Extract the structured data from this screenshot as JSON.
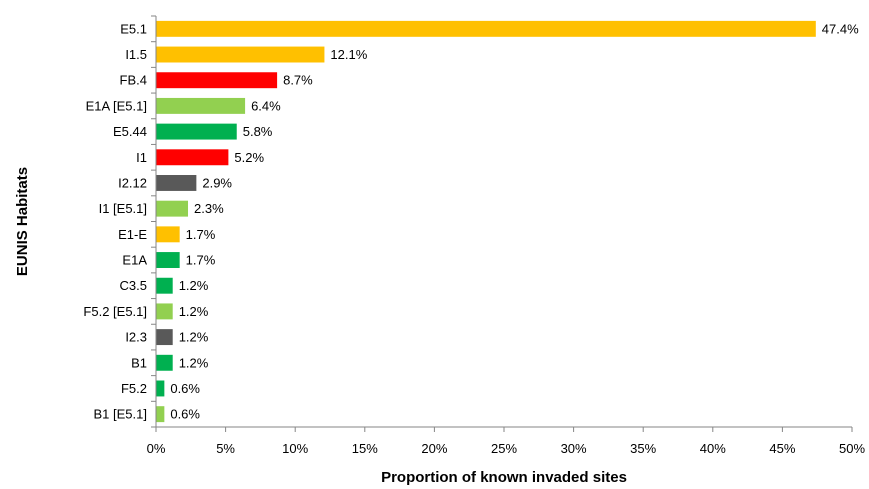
{
  "chart_data": {
    "type": "bar",
    "orientation": "horizontal",
    "title": "",
    "xlabel": "Proportion of known invaded sites",
    "ylabel": "EUNIS Habitats",
    "xlim": [
      0,
      50
    ],
    "x_ticks": [
      "0%",
      "5%",
      "10%",
      "15%",
      "20%",
      "25%",
      "30%",
      "35%",
      "40%",
      "45%",
      "50%"
    ],
    "grid": false,
    "legend": "none",
    "categories": [
      "E5.1",
      "I1.5",
      "FB.4",
      "E1A [E5.1]",
      "E5.44",
      "I1",
      "I2.12",
      "I1 [E5.1]",
      "E1-E",
      "E1A",
      "C3.5",
      "F5.2 [E5.1]",
      "I2.3",
      "B1",
      "F5.2",
      "B1 [E5.1]"
    ],
    "values": [
      47.4,
      12.1,
      8.7,
      6.4,
      5.8,
      5.2,
      2.9,
      2.3,
      1.7,
      1.7,
      1.2,
      1.2,
      1.2,
      1.2,
      0.6,
      0.6
    ],
    "value_labels": [
      "47.4%",
      "12.1%",
      "8.7%",
      "6.4%",
      "5.8%",
      "5.2%",
      "2.9%",
      "2.3%",
      "1.7%",
      "1.7%",
      "1.2%",
      "1.2%",
      "1.2%",
      "1.2%",
      "0.6%",
      "0.6%"
    ],
    "bar_colors": [
      "#FFC000",
      "#FFC000",
      "#FF0000",
      "#92D050",
      "#00B050",
      "#FF0000",
      "#595959",
      "#92D050",
      "#FFC000",
      "#00B050",
      "#00B050",
      "#92D050",
      "#595959",
      "#00B050",
      "#00B050",
      "#92D050"
    ]
  }
}
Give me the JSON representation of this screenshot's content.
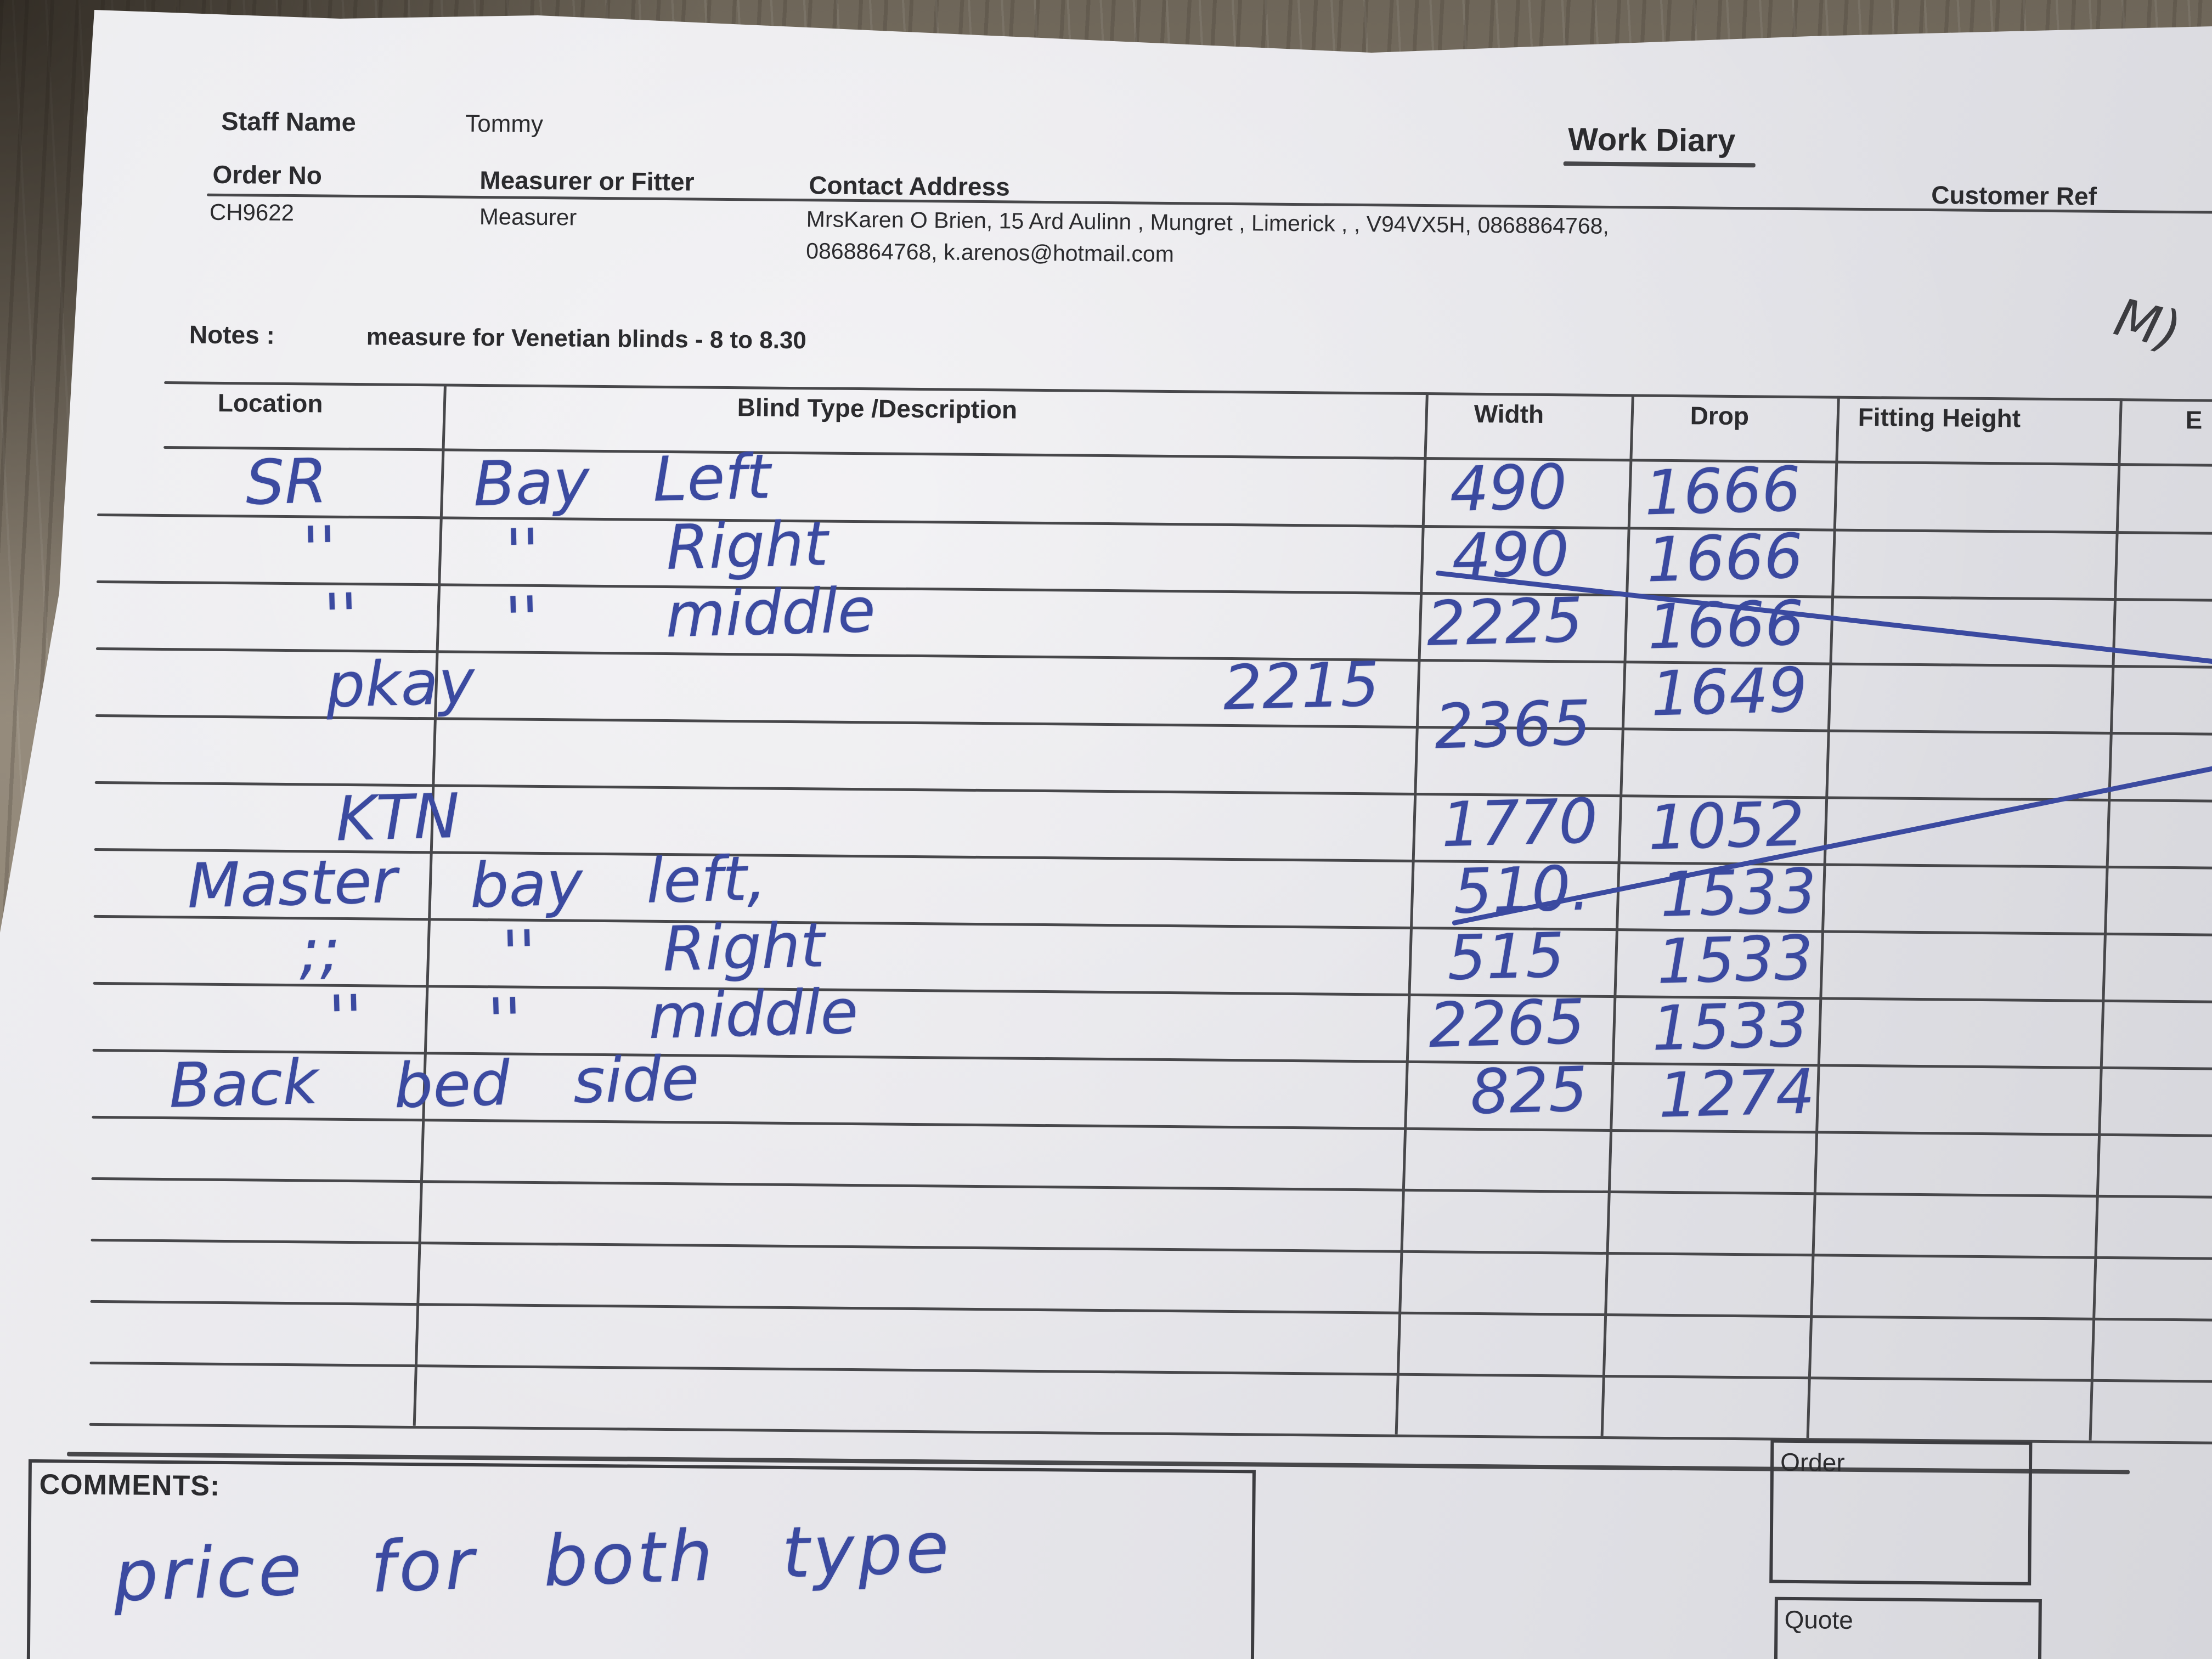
{
  "photo": {
    "surface": "wood-table",
    "annotation_mark": "M)"
  },
  "colors": {
    "ink_blue": "#3b4aa0",
    "print_black": "#2b2b2e",
    "paper": "#e9e8ec",
    "wood": "#877d6f"
  },
  "form": {
    "staff_name_label": "Staff Name",
    "staff_name": "Tommy",
    "title": "Work Diary",
    "order_no_label": "Order No",
    "order_no": "CH9622",
    "measurer_label": "Measurer or Fitter",
    "measurer": "Measurer",
    "contact_label": "Contact Address",
    "contact_line1": "MrsKaren O Brien, 15 Ard Aulinn , Mungret , Limerick , , V94VX5H, 0868864768,",
    "contact_line2": "0868864768, k.arenos@hotmail.com",
    "customer_ref_label": "Customer Ref",
    "notes_label": "Notes :",
    "notes": "measure for Venetian blinds - 8 to 8.30",
    "comments_label": "COMMENTS:",
    "comments_handwritten": "price for both type",
    "order_box_label": "Order",
    "quote_box_label": "Quote"
  },
  "table": {
    "headers": [
      "Location",
      "Blind Type /Description",
      "Width",
      "Drop",
      "Fitting Height",
      "E"
    ],
    "rows": [
      {
        "location": "SR",
        "description": "Bay Left",
        "width": "490",
        "drop": "1666"
      },
      {
        "location": "''",
        "description": "''  Right",
        "width": "490",
        "drop": "1666"
      },
      {
        "location": "''",
        "description": "''  middle",
        "width": "2225",
        "drop": "1666"
      },
      {
        "location": "pkay",
        "description": "",
        "desc_note": "2215",
        "width": "2365",
        "width_struck": true,
        "drop": "1649"
      },
      {},
      {
        "location": "KTN",
        "description": "",
        "width": "1770",
        "drop": "1052"
      },
      {
        "location": "Master",
        "description": "bay left,",
        "width": "510.",
        "drop": "1533"
      },
      {
        "location": ";;",
        "description": "''  Right",
        "width": "515",
        "drop": "1533"
      },
      {
        "location": "''",
        "description": "''  middle",
        "width": "2265",
        "drop": "1533"
      },
      {
        "location": "Back",
        "description": "bed side",
        "width": "825",
        "drop": "1274"
      },
      {},
      {},
      {},
      {},
      {}
    ]
  }
}
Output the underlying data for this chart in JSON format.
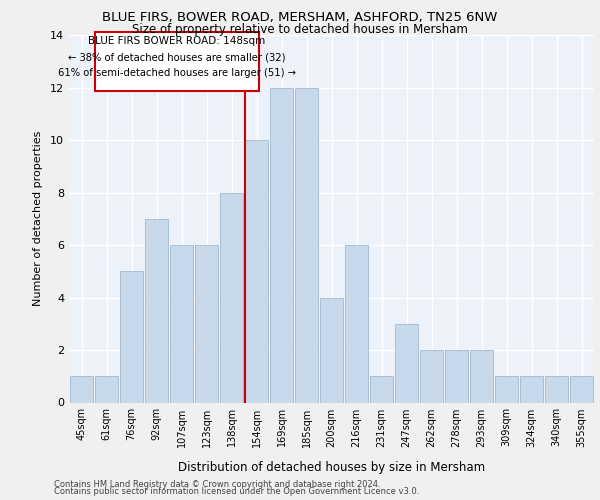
{
  "title1": "BLUE FIRS, BOWER ROAD, MERSHAM, ASHFORD, TN25 6NW",
  "title2": "Size of property relative to detached houses in Mersham",
  "xlabel": "Distribution of detached houses by size in Mersham",
  "ylabel": "Number of detached properties",
  "categories": [
    "45sqm",
    "61sqm",
    "76sqm",
    "92sqm",
    "107sqm",
    "123sqm",
    "138sqm",
    "154sqm",
    "169sqm",
    "185sqm",
    "200sqm",
    "216sqm",
    "231sqm",
    "247sqm",
    "262sqm",
    "278sqm",
    "293sqm",
    "309sqm",
    "324sqm",
    "340sqm",
    "355sqm"
  ],
  "values": [
    1,
    1,
    5,
    7,
    6,
    6,
    8,
    10,
    12,
    12,
    4,
    6,
    1,
    3,
    2,
    2,
    2,
    1,
    1,
    1,
    1
  ],
  "bar_color": "#c9d9ec",
  "bar_edge_color": "#a8bfd4",
  "vline_color": "#cc0000",
  "annotation_title": "BLUE FIRS BOWER ROAD: 148sqm",
  "annotation_line1": "← 38% of detached houses are smaller (32)",
  "annotation_line2": "61% of semi-detached houses are larger (51) →",
  "annotation_box_color": "#ffffff",
  "annotation_box_edge": "#cc0000",
  "ylim": [
    0,
    14
  ],
  "yticks": [
    0,
    2,
    4,
    6,
    8,
    10,
    12,
    14
  ],
  "background_color": "#edf1f9",
  "grid_color": "#ffffff",
  "footer1": "Contains HM Land Registry data © Crown copyright and database right 2024.",
  "footer2": "Contains public sector information licensed under the Open Government Licence v3.0."
}
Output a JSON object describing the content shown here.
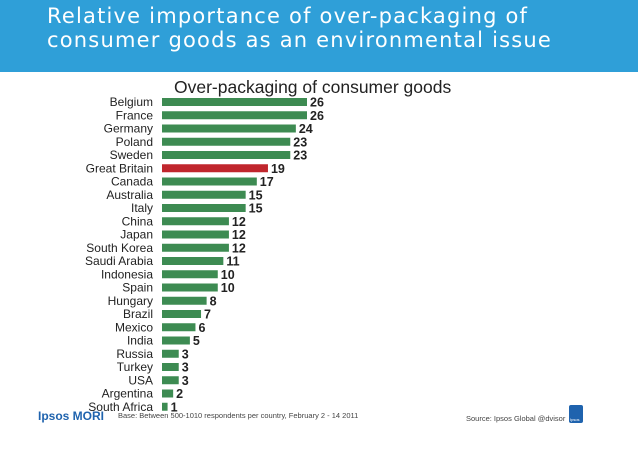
{
  "title": "Relative importance of over-packaging of consumer goods as an environmental issue",
  "footer": {
    "logo": "Ipsos MORI",
    "base_note": "Base: Between 500-1010 respondents per country, February 2 - 14 2011",
    "source": "Source: Ipsos Global @dvisor",
    "badge": "Ipsos"
  },
  "colors": {
    "band": "#2f9fd8",
    "bar": "#3d8b52",
    "highlight": "#c0262d"
  },
  "chart_data": {
    "type": "bar",
    "orientation": "horizontal",
    "title": "Over-packaging of consumer goods",
    "xlabel": "",
    "ylabel": "",
    "xlim": [
      0,
      26
    ],
    "highlight": "Great Britain",
    "categories": [
      "Belgium",
      "France",
      "Germany",
      "Poland",
      "Sweden",
      "Great Britain",
      "Canada",
      "Australia",
      "Italy",
      "China",
      "Japan",
      "South Korea",
      "Saudi Arabia",
      "Indonesia",
      "Spain",
      "Hungary",
      "Brazil",
      "Mexico",
      "India",
      "Russia",
      "Turkey",
      "USA",
      "Argentina",
      "South Africa"
    ],
    "values": [
      26,
      26,
      24,
      23,
      23,
      19,
      17,
      15,
      15,
      12,
      12,
      12,
      11,
      10,
      10,
      8,
      7,
      6,
      5,
      3,
      3,
      3,
      2,
      1
    ]
  }
}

**What needs to be done**
Write out the material above again, word for word, minus its pictures.

**Written reply**
Extract the structured data from this screenshot as JSON.
{
  "chart_data": {
    "type": "bar",
    "orientation": "horizontal",
    "title": "",
    "xlabel": "Proportion of known invaded sites",
    "ylabel": "EUNIS Habitats",
    "xlim": [
      0,
      50
    ],
    "x_ticks": [
      "0%",
      "5%",
      "10%",
      "15%",
      "20%",
      "25%",
      "30%",
      "35%",
      "40%",
      "45%",
      "50%"
    ],
    "grid": false,
    "legend": "none",
    "categories": [
      "E5.1",
      "I1.5",
      "FB.4",
      "E1A [E5.1]",
      "E5.44",
      "I1",
      "I2.12",
      "I1 [E5.1]",
      "E1-E",
      "E1A",
      "C3.5",
      "F5.2 [E5.1]",
      "I2.3",
      "B1",
      "F5.2",
      "B1 [E5.1]"
    ],
    "values": [
      47.4,
      12.1,
      8.7,
      6.4,
      5.8,
      5.2,
      2.9,
      2.3,
      1.7,
      1.7,
      1.2,
      1.2,
      1.2,
      1.2,
      0.6,
      0.6
    ],
    "value_labels": [
      "47.4%",
      "12.1%",
      "8.7%",
      "6.4%",
      "5.8%",
      "5.2%",
      "2.9%",
      "2.3%",
      "1.7%",
      "1.7%",
      "1.2%",
      "1.2%",
      "1.2%",
      "1.2%",
      "0.6%",
      "0.6%"
    ],
    "bar_colors": [
      "#FFC000",
      "#FFC000",
      "#FF0000",
      "#92D050",
      "#00B050",
      "#FF0000",
      "#595959",
      "#92D050",
      "#FFC000",
      "#00B050",
      "#00B050",
      "#92D050",
      "#595959",
      "#00B050",
      "#00B050",
      "#92D050"
    ]
  }
}
Give me the JSON representation of this screenshot's content.
{
  "photo": {
    "surface": "wood-table",
    "annotation_mark": "M)"
  },
  "colors": {
    "ink_blue": "#3b4aa0",
    "print_black": "#2b2b2e",
    "paper": "#e9e8ec",
    "wood": "#877d6f"
  },
  "form": {
    "staff_name_label": "Staff Name",
    "staff_name": "Tommy",
    "title": "Work Diary",
    "order_no_label": "Order No",
    "order_no": "CH9622",
    "measurer_label": "Measurer or Fitter",
    "measurer": "Measurer",
    "contact_label": "Contact Address",
    "contact_line1": "MrsKaren O Brien, 15 Ard Aulinn , Mungret , Limerick , , V94VX5H, 0868864768,",
    "contact_line2": "0868864768, k.arenos@hotmail.com",
    "customer_ref_label": "Customer Ref",
    "notes_label": "Notes :",
    "notes": "measure for Venetian blinds - 8 to 8.30",
    "comments_label": "COMMENTS:",
    "comments_handwritten": "price for both type",
    "order_box_label": "Order",
    "quote_box_label": "Quote"
  },
  "table": {
    "headers": [
      "Location",
      "Blind Type /Description",
      "Width",
      "Drop",
      "Fitting Height",
      "E"
    ],
    "rows": [
      {
        "location": "SR",
        "description": "Bay Left",
        "width": "490",
        "drop": "1666"
      },
      {
        "location": "''",
        "description": "''  Right",
        "width": "490",
        "drop": "1666"
      },
      {
        "location": "''",
        "description": "''  middle",
        "width": "2225",
        "drop": "1666"
      },
      {
        "location": "pkay",
        "description": "",
        "desc_note": "2215",
        "width": "2365",
        "width_struck": true,
        "drop": "1649"
      },
      {},
      {
        "location": "KTN",
        "description": "",
        "width": "1770",
        "drop": "1052"
      },
      {
        "location": "Master",
        "description": "bay left,",
        "width": "510.",
        "drop": "1533"
      },
      {
        "location": ";;",
        "description": "''  Right",
        "width": "515",
        "drop": "1533"
      },
      {
        "location": "''",
        "description": "''  middle",
        "width": "2265",
        "drop": "1533"
      },
      {
        "location": "Back",
        "description": "bed side",
        "width": "825",
        "drop": "1274"
      },
      {},
      {},
      {},
      {},
      {}
    ]
  }
}
Output the underlying data for this chart in JSON format.
{
  "title1": "BLUE FIRS, BOWER ROAD, MERSHAM, ASHFORD, TN25 6NW",
  "title2": "Size of property relative to detached houses in Mersham",
  "xlabel": "Distribution of detached houses by size in Mersham",
  "ylabel": "Number of detached properties",
  "categories": [
    "45sqm",
    "61sqm",
    "76sqm",
    "92sqm",
    "107sqm",
    "123sqm",
    "138sqm",
    "154sqm",
    "169sqm",
    "185sqm",
    "200sqm",
    "216sqm",
    "231sqm",
    "247sqm",
    "262sqm",
    "278sqm",
    "293sqm",
    "309sqm",
    "324sqm",
    "340sqm",
    "355sqm"
  ],
  "values": [
    1,
    1,
    5,
    7,
    6,
    6,
    8,
    10,
    12,
    12,
    4,
    6,
    1,
    3,
    2,
    2,
    2,
    1,
    1,
    1,
    1
  ],
  "bar_color": "#c9d9ec",
  "bar_edge_color": "#a8bfd4",
  "vline_color": "#cc0000",
  "annotation_title": "BLUE FIRS BOWER ROAD: 148sqm",
  "annotation_line1": "← 38% of detached houses are smaller (32)",
  "annotation_line2": "61% of semi-detached houses are larger (51) →",
  "annotation_box_color": "#ffffff",
  "annotation_box_edge": "#cc0000",
  "ylim": [
    0,
    14
  ],
  "yticks": [
    0,
    2,
    4,
    6,
    8,
    10,
    12,
    14
  ],
  "background_color": "#edf1f9",
  "grid_color": "#ffffff",
  "footer1": "Contains HM Land Registry data © Crown copyright and database right 2024.",
  "footer2": "Contains public sector information licensed under the Open Government Licence v3.0."
}
Output a JSON object describing the content shown here.
{
  "title": "Relative importance of over-packaging of consumer goods as an environmental issue",
  "footer": {
    "logo": "Ipsos MORI",
    "base_note": "Base: Between 500-1010 respondents per country, February 2 - 14 2011",
    "source": "Source: Ipsos Global @dvisor",
    "badge": "Ipsos"
  },
  "colors": {
    "band": "#2f9fd8",
    "bar": "#3d8b52",
    "highlight": "#c0262d"
  },
  "chart_data": {
    "type": "bar",
    "orientation": "horizontal",
    "title": "Over-packaging of consumer goods",
    "xlabel": "",
    "ylabel": "",
    "xlim": [
      0,
      26
    ],
    "highlight": "Great Britain",
    "categories": [
      "Belgium",
      "France",
      "Germany",
      "Poland",
      "Sweden",
      "Great Britain",
      "Canada",
      "Australia",
      "Italy",
      "China",
      "Japan",
      "South Korea",
      "Saudi Arabia",
      "Indonesia",
      "Spain",
      "Hungary",
      "Brazil",
      "Mexico",
      "India",
      "Russia",
      "Turkey",
      "USA",
      "Argentina",
      "South Africa"
    ],
    "values": [
      26,
      26,
      24,
      23,
      23,
      19,
      17,
      15,
      15,
      12,
      12,
      12,
      11,
      10,
      10,
      8,
      7,
      6,
      5,
      3,
      3,
      3,
      2,
      1
    ]
  }
}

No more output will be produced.